● **The exercise**
Go through the records below line by line, counting those that contain the word "TetherUS"; answer with the count only.

[Entries from a dataset]
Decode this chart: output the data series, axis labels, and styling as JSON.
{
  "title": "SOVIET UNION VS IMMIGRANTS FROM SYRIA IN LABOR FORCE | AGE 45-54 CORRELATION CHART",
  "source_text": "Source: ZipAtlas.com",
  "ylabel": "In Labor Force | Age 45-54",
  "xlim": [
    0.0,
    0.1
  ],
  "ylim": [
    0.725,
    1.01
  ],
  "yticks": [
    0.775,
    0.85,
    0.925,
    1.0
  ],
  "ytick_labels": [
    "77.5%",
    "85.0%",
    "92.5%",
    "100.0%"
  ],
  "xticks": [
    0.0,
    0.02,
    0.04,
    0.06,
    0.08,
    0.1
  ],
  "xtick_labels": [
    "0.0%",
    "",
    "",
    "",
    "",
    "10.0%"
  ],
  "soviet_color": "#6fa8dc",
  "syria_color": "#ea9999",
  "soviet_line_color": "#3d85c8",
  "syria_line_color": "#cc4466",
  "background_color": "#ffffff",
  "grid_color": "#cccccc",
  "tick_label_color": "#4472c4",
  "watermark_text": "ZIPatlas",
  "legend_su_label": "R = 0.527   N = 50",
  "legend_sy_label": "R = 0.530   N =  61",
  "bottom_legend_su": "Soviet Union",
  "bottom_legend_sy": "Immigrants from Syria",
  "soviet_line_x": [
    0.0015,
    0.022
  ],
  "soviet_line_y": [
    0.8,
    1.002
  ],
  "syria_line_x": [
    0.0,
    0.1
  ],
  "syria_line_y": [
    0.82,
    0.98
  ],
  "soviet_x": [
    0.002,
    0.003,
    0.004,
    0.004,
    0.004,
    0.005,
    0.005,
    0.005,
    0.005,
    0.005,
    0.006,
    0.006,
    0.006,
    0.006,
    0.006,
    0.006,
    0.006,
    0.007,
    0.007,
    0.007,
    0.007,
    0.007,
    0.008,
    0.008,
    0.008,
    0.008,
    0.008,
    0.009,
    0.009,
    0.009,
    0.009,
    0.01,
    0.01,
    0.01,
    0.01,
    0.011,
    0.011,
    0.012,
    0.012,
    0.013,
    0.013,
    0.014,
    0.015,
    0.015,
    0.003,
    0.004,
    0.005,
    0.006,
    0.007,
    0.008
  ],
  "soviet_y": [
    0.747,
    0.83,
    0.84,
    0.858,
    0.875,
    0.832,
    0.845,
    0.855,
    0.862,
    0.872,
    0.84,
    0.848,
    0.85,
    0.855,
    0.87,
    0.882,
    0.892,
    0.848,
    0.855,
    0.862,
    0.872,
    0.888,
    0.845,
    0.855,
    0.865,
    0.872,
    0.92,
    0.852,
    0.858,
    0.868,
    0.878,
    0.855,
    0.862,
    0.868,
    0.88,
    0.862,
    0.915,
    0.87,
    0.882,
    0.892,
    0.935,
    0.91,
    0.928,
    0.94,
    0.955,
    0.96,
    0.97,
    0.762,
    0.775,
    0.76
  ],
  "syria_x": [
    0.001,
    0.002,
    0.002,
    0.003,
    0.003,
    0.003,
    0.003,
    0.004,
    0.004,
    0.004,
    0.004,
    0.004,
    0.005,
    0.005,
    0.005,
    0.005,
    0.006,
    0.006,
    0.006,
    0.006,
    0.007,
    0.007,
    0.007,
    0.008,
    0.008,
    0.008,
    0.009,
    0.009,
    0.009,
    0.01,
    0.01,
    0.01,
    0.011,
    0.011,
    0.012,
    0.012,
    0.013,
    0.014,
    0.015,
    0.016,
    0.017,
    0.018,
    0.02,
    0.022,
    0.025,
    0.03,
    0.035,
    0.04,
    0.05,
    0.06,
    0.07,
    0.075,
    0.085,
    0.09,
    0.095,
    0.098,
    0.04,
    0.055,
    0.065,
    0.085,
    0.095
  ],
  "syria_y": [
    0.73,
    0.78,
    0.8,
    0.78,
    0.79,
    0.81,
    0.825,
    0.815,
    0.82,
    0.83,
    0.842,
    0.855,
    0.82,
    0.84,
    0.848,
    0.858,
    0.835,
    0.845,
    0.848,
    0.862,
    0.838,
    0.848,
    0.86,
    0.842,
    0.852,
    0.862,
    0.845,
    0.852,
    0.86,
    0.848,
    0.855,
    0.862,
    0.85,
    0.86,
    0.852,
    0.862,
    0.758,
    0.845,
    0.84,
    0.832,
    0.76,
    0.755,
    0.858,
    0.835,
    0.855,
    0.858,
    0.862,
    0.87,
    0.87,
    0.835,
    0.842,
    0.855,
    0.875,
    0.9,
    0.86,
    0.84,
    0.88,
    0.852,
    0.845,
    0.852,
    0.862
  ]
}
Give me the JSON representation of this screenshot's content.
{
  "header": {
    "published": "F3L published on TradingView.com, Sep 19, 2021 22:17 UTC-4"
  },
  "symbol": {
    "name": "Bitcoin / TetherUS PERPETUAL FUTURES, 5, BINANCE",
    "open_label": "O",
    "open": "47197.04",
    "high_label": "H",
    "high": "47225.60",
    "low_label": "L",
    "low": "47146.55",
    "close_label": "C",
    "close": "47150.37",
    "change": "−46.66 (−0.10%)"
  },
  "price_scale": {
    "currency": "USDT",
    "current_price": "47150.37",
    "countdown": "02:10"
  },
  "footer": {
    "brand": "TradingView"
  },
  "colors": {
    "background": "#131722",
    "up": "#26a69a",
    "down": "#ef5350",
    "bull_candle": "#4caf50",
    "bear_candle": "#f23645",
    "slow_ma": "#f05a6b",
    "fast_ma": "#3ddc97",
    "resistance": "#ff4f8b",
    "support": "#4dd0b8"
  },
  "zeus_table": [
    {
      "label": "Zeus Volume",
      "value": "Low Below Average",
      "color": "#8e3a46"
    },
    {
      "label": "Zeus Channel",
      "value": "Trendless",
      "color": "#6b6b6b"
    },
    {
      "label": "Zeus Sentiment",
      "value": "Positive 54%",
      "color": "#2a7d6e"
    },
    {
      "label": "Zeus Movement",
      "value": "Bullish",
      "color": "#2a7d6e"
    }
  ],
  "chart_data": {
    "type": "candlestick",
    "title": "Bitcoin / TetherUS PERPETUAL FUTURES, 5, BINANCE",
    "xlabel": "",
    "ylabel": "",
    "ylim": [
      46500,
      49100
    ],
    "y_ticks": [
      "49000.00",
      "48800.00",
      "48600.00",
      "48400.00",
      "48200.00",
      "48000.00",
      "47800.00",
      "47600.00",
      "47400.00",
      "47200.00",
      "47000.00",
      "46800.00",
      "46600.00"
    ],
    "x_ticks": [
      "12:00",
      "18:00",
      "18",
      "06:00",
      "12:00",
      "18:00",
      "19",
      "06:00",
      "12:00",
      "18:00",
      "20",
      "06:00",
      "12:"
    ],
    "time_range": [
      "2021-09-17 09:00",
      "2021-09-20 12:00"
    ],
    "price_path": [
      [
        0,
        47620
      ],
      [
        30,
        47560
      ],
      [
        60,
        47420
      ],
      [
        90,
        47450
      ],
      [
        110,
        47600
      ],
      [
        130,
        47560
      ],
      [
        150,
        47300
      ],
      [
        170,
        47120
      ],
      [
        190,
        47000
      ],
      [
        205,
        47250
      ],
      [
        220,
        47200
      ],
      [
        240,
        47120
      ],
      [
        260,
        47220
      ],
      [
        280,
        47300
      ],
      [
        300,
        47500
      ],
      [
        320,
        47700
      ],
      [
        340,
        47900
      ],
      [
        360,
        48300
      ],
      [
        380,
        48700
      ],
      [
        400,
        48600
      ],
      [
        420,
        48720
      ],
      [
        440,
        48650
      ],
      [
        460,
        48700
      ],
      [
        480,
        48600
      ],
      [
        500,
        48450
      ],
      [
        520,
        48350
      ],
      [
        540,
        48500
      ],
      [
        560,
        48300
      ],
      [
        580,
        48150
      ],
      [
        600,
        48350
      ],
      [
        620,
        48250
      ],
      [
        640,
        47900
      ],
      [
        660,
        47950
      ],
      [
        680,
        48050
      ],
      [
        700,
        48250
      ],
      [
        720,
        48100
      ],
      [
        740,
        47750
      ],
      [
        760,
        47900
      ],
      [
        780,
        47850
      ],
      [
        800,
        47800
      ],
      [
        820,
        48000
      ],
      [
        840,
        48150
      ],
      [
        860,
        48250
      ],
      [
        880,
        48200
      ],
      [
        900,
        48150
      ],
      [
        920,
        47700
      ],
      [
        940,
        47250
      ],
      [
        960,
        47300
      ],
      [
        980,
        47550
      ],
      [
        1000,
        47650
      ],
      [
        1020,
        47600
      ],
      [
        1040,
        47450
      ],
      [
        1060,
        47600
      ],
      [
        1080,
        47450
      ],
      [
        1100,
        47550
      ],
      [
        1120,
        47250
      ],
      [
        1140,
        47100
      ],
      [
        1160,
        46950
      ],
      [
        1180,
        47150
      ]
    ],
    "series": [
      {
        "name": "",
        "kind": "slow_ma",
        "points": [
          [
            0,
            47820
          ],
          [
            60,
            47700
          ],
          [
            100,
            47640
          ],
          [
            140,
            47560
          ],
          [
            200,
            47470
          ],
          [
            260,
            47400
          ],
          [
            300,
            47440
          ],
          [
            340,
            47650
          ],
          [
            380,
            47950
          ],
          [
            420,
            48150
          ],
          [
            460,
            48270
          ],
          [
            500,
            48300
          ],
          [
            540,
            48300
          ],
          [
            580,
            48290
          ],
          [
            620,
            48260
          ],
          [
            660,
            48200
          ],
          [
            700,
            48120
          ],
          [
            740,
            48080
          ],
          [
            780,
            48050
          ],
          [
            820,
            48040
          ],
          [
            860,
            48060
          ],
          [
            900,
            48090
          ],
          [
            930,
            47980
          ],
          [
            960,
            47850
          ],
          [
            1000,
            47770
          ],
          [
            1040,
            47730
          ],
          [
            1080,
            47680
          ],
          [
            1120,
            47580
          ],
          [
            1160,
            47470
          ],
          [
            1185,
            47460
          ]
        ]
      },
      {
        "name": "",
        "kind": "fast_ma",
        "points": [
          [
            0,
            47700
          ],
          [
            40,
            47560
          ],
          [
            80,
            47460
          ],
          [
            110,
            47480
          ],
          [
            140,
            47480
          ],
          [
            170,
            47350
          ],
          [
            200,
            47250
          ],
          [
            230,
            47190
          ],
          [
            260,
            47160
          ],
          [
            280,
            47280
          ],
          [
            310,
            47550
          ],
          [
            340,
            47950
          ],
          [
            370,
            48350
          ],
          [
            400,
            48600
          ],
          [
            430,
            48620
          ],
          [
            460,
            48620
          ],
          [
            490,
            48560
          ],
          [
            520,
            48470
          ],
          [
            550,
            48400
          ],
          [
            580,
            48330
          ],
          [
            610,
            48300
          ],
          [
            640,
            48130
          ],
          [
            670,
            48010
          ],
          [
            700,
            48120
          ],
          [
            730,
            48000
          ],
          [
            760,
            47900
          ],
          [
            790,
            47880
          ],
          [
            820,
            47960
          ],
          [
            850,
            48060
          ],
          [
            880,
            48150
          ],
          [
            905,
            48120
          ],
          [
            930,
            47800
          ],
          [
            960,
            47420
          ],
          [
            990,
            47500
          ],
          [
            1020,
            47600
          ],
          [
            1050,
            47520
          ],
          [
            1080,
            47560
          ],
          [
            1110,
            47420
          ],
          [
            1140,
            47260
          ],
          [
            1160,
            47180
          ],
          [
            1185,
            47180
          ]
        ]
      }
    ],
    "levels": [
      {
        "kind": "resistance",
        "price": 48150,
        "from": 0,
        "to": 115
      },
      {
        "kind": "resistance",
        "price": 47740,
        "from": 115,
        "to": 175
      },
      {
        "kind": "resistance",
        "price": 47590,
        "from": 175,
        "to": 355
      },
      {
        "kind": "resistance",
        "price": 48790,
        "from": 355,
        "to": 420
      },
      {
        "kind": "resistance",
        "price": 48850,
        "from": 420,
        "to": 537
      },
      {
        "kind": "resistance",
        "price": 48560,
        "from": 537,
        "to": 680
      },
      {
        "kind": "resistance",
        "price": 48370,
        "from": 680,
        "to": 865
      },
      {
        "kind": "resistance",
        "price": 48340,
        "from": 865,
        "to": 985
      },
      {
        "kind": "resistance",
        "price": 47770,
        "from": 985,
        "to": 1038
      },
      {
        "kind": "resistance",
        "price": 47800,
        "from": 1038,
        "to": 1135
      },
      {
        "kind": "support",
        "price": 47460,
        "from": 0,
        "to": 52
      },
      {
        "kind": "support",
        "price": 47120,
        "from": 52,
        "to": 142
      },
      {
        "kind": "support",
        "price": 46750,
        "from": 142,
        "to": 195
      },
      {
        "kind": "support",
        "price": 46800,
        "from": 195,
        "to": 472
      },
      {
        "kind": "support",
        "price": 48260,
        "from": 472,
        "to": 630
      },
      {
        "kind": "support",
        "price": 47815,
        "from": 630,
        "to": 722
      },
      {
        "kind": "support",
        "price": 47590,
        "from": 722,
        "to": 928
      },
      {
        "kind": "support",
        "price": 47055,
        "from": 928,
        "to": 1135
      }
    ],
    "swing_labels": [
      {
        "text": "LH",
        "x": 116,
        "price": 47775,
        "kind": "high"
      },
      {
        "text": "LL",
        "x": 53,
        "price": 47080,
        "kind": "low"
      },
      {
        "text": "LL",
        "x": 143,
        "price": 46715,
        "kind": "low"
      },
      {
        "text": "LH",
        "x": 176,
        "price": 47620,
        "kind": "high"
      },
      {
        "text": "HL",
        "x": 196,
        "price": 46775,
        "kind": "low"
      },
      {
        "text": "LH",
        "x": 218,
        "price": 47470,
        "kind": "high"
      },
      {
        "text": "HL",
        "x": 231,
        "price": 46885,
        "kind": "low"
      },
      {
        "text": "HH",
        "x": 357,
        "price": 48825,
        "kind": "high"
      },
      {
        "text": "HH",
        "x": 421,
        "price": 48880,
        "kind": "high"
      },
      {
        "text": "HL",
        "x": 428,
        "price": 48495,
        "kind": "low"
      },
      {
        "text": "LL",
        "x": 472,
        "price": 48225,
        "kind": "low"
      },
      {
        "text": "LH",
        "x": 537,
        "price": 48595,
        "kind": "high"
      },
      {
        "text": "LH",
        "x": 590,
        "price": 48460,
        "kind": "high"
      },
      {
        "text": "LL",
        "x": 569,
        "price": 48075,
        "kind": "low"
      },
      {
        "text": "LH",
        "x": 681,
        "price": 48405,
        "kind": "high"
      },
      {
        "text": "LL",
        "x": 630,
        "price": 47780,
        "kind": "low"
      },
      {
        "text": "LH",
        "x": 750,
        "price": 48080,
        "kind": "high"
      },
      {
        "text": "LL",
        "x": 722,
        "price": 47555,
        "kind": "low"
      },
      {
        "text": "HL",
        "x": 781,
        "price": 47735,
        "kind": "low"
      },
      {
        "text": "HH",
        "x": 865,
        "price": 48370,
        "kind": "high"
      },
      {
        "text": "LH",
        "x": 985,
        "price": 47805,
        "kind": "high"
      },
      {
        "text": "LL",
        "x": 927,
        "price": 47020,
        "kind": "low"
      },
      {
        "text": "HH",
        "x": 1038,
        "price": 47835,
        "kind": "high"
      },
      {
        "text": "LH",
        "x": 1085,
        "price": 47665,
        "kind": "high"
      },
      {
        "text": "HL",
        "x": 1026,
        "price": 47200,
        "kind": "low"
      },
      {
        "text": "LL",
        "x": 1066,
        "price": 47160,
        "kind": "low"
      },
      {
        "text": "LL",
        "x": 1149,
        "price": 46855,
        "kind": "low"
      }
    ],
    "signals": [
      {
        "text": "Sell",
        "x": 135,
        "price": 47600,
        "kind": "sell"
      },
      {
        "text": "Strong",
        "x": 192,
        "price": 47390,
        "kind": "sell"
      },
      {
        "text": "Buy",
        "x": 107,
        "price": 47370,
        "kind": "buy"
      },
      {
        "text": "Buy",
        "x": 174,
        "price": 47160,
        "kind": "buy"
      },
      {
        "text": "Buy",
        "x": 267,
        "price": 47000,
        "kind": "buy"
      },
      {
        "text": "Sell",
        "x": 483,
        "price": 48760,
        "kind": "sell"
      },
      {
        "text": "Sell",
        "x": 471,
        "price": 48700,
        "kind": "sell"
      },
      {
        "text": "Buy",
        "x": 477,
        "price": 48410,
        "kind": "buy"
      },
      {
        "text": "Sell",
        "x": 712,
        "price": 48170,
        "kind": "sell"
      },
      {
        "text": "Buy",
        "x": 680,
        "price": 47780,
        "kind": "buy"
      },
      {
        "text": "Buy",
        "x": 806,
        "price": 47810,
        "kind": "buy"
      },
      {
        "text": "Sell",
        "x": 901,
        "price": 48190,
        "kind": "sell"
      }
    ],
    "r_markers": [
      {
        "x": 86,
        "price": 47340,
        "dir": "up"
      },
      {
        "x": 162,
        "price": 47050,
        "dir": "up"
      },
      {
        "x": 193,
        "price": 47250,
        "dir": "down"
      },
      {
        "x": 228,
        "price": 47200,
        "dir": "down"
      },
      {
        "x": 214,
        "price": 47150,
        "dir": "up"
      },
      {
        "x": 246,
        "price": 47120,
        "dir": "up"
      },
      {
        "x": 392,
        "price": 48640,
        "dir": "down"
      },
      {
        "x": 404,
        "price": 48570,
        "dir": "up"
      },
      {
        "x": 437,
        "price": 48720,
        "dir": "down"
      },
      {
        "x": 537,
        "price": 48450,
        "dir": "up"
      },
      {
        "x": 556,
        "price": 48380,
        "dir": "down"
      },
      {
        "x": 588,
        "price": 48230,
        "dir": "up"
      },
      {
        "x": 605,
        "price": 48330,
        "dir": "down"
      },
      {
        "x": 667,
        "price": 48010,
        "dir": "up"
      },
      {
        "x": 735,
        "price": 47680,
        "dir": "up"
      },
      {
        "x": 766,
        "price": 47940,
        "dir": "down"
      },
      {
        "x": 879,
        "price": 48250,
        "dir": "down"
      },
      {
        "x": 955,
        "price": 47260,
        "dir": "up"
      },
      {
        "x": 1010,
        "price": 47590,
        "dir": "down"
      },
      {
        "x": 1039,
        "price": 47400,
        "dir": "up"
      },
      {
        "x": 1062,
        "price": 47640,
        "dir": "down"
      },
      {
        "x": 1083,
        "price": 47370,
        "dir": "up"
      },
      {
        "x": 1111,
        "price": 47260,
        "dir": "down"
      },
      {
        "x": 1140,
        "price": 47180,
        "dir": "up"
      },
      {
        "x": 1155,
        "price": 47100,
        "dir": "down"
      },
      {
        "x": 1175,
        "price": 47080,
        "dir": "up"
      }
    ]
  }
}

● **Full solution**
2